* _Set task_:
List each line of the data in which the string "weil" appears.
--- begin Stored records ---
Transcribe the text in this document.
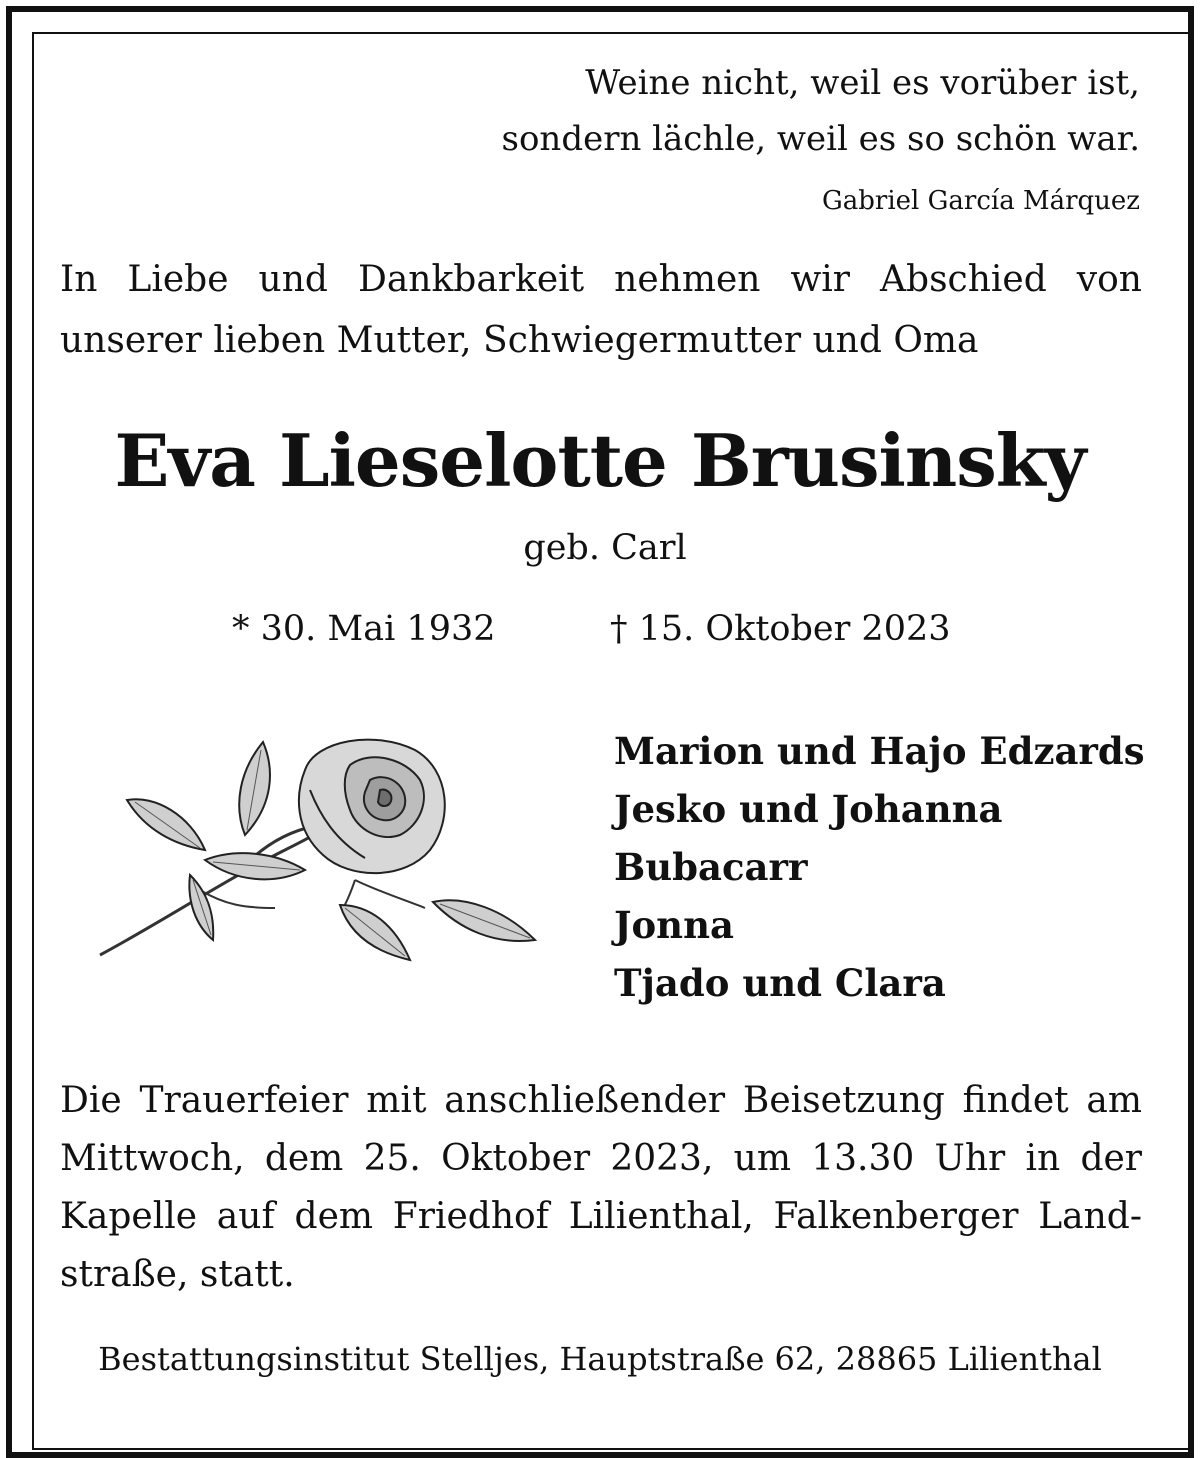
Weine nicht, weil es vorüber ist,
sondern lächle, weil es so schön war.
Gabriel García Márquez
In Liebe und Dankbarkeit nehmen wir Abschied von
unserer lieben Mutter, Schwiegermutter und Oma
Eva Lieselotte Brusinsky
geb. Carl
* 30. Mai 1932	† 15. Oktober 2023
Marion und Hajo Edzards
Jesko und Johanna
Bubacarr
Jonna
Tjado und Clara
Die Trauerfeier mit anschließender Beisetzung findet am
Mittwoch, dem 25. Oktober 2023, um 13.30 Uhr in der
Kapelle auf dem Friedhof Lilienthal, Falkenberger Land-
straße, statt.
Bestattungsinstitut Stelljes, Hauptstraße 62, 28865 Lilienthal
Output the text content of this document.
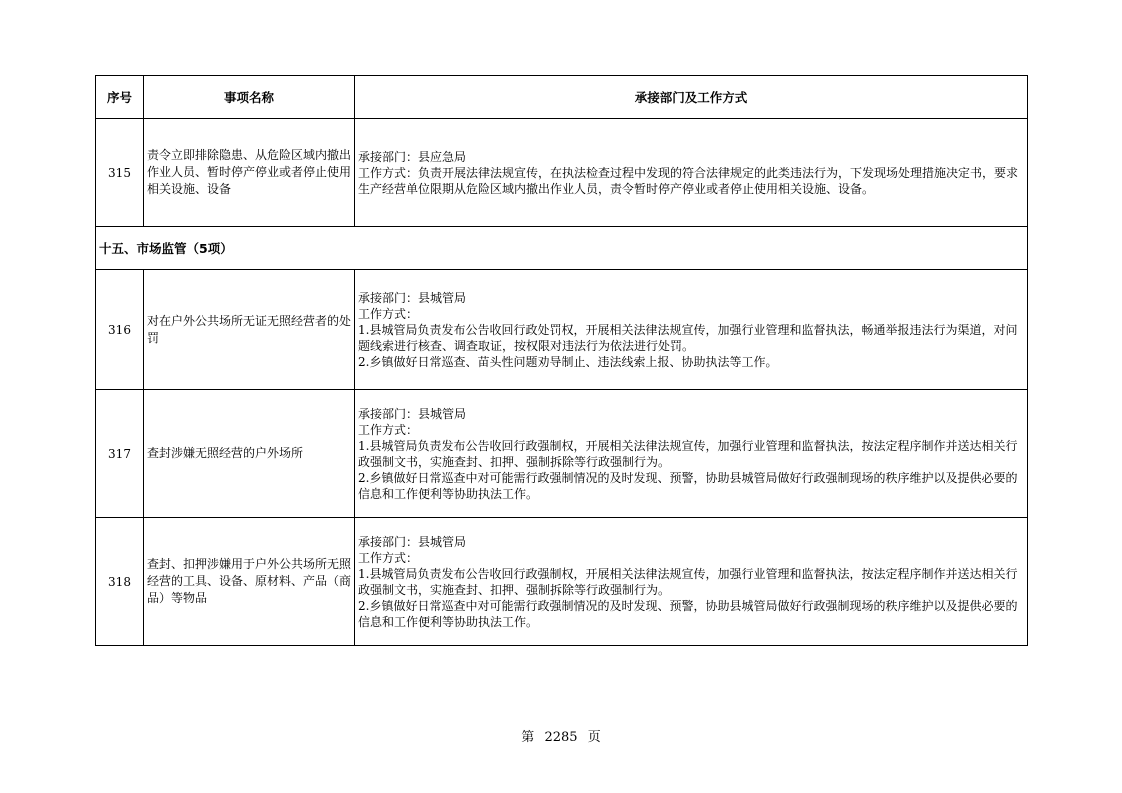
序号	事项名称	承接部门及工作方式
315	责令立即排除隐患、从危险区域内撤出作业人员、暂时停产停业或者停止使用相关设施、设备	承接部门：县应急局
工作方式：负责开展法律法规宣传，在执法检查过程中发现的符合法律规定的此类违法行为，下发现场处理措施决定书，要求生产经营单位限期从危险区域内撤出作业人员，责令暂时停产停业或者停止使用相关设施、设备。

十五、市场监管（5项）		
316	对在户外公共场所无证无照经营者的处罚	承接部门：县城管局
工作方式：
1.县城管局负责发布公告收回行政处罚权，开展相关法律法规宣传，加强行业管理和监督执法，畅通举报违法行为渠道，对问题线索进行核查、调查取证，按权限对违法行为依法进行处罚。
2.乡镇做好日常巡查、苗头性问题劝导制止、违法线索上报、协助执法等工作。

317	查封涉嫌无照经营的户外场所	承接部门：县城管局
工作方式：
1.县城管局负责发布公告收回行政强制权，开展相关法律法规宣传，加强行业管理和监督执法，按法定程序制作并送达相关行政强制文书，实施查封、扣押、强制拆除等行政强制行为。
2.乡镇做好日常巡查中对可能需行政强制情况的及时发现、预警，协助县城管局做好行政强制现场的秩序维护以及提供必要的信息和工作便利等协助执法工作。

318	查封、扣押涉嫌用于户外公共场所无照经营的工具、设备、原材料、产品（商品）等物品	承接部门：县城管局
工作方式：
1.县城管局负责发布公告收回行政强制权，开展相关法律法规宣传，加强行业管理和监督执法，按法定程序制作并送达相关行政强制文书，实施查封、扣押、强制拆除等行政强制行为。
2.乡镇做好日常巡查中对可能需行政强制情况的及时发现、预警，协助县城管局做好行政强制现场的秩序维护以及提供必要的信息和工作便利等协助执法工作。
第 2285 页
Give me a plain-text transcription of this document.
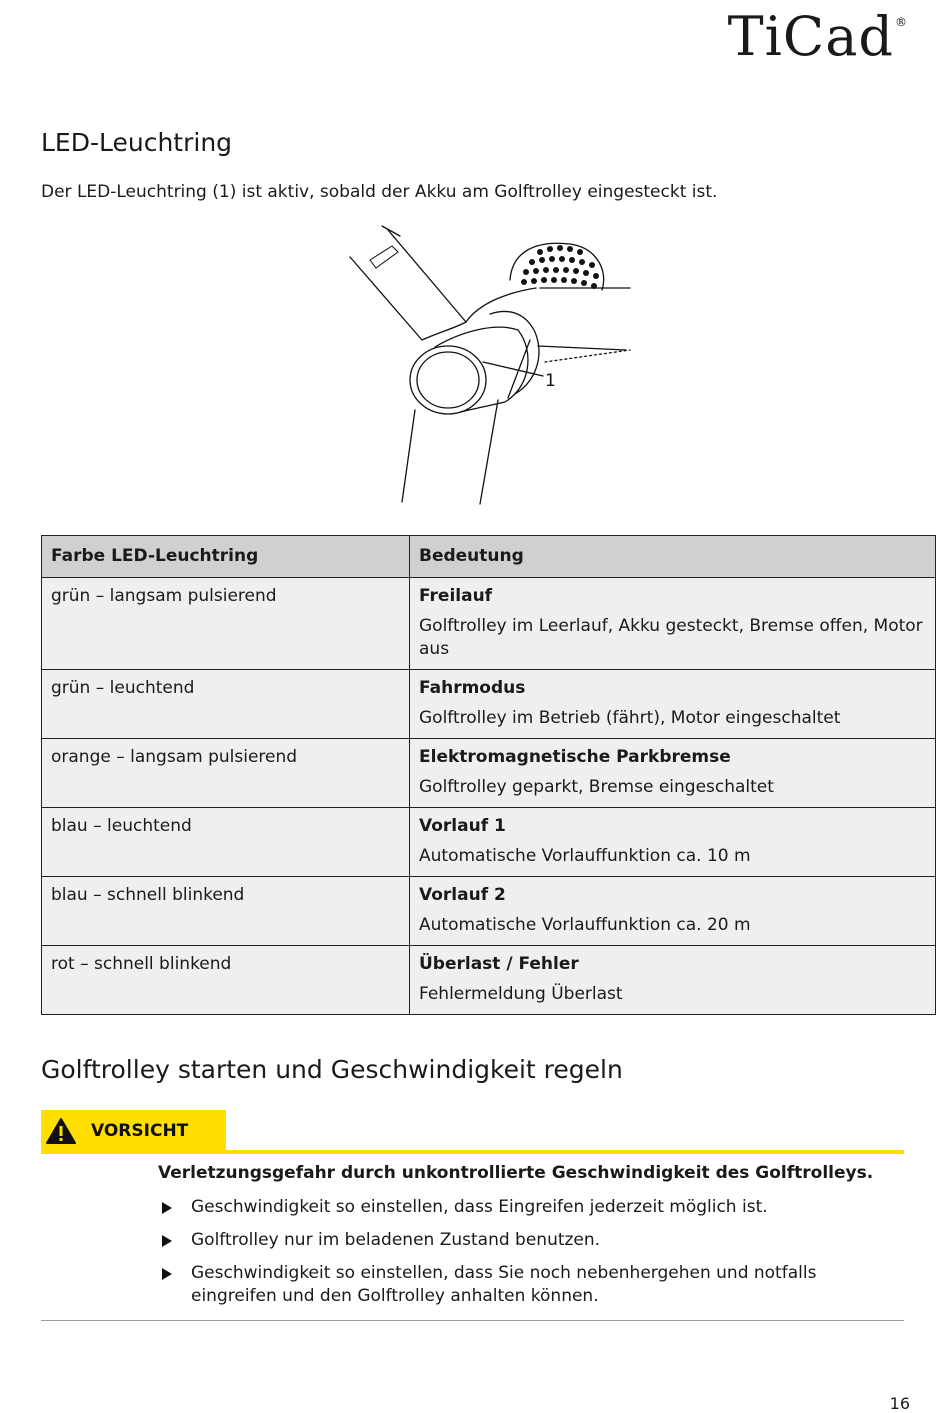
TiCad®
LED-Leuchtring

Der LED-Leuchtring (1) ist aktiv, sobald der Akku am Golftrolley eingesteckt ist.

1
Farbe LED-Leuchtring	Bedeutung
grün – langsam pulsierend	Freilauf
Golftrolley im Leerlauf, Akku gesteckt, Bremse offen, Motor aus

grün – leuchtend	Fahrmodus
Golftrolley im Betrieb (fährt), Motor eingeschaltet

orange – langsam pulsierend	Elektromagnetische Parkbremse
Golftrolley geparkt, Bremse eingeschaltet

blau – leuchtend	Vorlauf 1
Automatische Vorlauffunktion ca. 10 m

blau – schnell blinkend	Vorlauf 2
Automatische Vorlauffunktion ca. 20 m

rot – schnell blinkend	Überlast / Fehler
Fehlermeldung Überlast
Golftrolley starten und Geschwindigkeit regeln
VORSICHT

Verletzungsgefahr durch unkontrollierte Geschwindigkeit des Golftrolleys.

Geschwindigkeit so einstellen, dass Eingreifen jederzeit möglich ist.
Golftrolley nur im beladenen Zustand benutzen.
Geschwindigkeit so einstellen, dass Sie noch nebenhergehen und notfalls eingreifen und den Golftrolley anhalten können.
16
--- end Stored records ---
* _Response_:
Weine nicht, weil es vorüber ist,
sondern lächle, weil es so schön war.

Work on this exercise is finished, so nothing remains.